[START]
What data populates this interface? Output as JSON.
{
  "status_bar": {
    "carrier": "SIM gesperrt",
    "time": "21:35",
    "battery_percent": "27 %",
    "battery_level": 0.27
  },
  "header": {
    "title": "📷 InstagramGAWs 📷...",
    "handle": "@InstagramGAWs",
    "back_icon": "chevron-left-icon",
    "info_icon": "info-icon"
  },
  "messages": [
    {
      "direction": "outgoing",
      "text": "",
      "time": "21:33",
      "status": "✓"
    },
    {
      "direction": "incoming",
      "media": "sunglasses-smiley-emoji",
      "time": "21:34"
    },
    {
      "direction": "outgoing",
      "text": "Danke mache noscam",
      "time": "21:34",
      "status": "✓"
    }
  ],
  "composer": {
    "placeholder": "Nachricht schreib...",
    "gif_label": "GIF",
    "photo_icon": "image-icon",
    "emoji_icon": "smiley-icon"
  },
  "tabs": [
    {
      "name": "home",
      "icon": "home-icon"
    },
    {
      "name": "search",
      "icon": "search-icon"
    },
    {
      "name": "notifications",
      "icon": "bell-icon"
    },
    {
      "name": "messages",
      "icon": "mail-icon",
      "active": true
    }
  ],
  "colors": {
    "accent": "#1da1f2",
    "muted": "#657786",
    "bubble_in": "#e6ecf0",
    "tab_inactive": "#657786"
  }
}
[END]
__Task directions__
Print the records once more, exactly as they were given.

__Task solution__
What data populates this interface? Output as JSON.
{
  "status_bar": {
    "carrier": "SIM gesperrt",
    "time": "21:35",
    "battery_percent": "27 %",
    "battery_level": 0.27
  },
  "header": {
    "title": "📷 InstagramGAWs 📷...",
    "handle": "@InstagramGAWs",
    "back_icon": "chevron-left-icon",
    "info_icon": "info-icon"
  },
  "messages": [
    {
      "direction": "outgoing",
      "text": "",
      "time": "21:33",
      "status": "✓"
    },
    {
      "direction": "incoming",
      "media": "sunglasses-smiley-emoji",
      "time": "21:34"
    },
    {
      "direction": "outgoing",
      "text": "Danke mache noscam",
      "time": "21:34",
      "status": "✓"
    }
  ],
  "composer": {
    "placeholder": "Nachricht schreib...",
    "gif_label": "GIF",
    "photo_icon": "image-icon",
    "emoji_icon": "smiley-icon"
  },
  "tabs": [
    {
      "name": "home",
      "icon": "home-icon"
    },
    {
      "name": "search",
      "icon": "search-icon"
    },
    {
      "name": "notifications",
      "icon": "bell-icon"
    },
    {
      "name": "messages",
      "icon": "mail-icon",
      "active": true
    }
  ],
  "colors": {
    "accent": "#1da1f2",
    "muted": "#657786",
    "bubble_in": "#e6ecf0",
    "tab_inactive": "#657786"
  }
}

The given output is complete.